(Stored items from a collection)
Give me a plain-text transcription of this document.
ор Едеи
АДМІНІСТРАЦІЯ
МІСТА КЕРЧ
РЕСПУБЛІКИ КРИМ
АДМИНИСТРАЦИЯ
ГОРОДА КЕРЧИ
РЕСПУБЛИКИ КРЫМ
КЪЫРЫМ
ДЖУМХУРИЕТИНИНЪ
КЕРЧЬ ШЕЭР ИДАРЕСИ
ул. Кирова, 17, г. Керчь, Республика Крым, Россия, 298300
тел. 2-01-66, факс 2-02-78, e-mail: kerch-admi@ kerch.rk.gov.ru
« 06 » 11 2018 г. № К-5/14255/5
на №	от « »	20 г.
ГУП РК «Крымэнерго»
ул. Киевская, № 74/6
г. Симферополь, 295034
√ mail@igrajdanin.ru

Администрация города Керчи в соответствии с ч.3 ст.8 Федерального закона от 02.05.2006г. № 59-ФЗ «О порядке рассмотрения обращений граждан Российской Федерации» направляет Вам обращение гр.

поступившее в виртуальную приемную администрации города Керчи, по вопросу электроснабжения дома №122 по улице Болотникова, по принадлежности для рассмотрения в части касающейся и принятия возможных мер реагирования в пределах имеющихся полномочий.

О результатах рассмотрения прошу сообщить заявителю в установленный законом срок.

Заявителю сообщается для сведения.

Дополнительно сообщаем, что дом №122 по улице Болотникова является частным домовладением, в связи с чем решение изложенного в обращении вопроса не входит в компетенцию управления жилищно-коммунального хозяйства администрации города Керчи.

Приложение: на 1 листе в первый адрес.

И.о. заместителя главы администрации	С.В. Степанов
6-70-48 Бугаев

What needs to be done: Of all the lines in the entries, how many contain the word "улице"? Give only the number.

Solution to this exercise: 2